[Brief]
Make an exact copy of all the entries, with the pictures left out.
*** Raw data
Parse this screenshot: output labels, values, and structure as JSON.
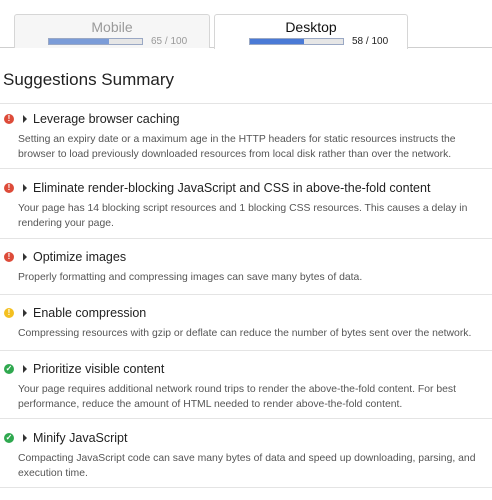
{
  "tabs": [
    {
      "label": "Mobile",
      "score": 65,
      "score_text": "65 / 100",
      "active": false
    },
    {
      "label": "Desktop",
      "score": 58,
      "score_text": "58 / 100",
      "active": true
    }
  ],
  "summary_title": "Suggestions Summary",
  "colors": {
    "error": "#dd4b39",
    "warning": "#f4c020",
    "passed": "#2fa84f"
  },
  "suggestions": [
    {
      "status": "error",
      "icon": "exclamation-icon",
      "title": "Leverage browser caching",
      "description": "Setting an expiry date or a maximum age in the HTTP headers for static resources instructs the browser to load previously downloaded resources from local disk rather than over the network."
    },
    {
      "status": "error",
      "icon": "exclamation-icon",
      "title": "Eliminate render-blocking JavaScript and CSS in above-the-fold content",
      "description": "Your page has 14 blocking script resources and 1 blocking CSS resources. This causes a delay in rendering your page."
    },
    {
      "status": "error",
      "icon": "exclamation-icon",
      "title": "Optimize images",
      "description": "Properly formatting and compressing images can save many bytes of data."
    },
    {
      "status": "warning",
      "icon": "exclamation-icon",
      "title": "Enable compression",
      "description": "Compressing resources with gzip or deflate can reduce the number of bytes sent over the network."
    },
    {
      "status": "passed",
      "icon": "check-icon",
      "title": "Prioritize visible content",
      "description": "Your page requires additional network round trips to render the above-the-fold content. For best performance, reduce the amount of HTML needed to render above-the-fold content."
    },
    {
      "status": "passed",
      "icon": "check-icon",
      "title": "Minify JavaScript",
      "description": "Compacting JavaScript code can save many bytes of data and speed up downloading, parsing, and execution time."
    }
  ]
}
******
[Correct result]
Parse this screenshot: output labels, values, and structure as JSON.
{
  "tabs": [
    {
      "label": "Mobile",
      "score": 65,
      "score_text": "65 / 100",
      "active": false
    },
    {
      "label": "Desktop",
      "score": 58,
      "score_text": "58 / 100",
      "active": true
    }
  ],
  "summary_title": "Suggestions Summary",
  "colors": {
    "error": "#dd4b39",
    "warning": "#f4c020",
    "passed": "#2fa84f"
  },
  "suggestions": [
    {
      "status": "error",
      "icon": "exclamation-icon",
      "title": "Leverage browser caching",
      "description": "Setting an expiry date or a maximum age in the HTTP headers for static resources instructs the browser to load previously downloaded resources from local disk rather than over the network."
    },
    {
      "status": "error",
      "icon": "exclamation-icon",
      "title": "Eliminate render-blocking JavaScript and CSS in above-the-fold content",
      "description": "Your page has 14 blocking script resources and 1 blocking CSS resources. This causes a delay in rendering your page."
    },
    {
      "status": "error",
      "icon": "exclamation-icon",
      "title": "Optimize images",
      "description": "Properly formatting and compressing images can save many bytes of data."
    },
    {
      "status": "warning",
      "icon": "exclamation-icon",
      "title": "Enable compression",
      "description": "Compressing resources with gzip or deflate can reduce the number of bytes sent over the network."
    },
    {
      "status": "passed",
      "icon": "check-icon",
      "title": "Prioritize visible content",
      "description": "Your page requires additional network round trips to render the above-the-fold content. For best performance, reduce the amount of HTML needed to render above-the-fold content."
    },
    {
      "status": "passed",
      "icon": "check-icon",
      "title": "Minify JavaScript",
      "description": "Compacting JavaScript code can save many bytes of data and speed up downloading, parsing, and execution time."
    }
  ]
}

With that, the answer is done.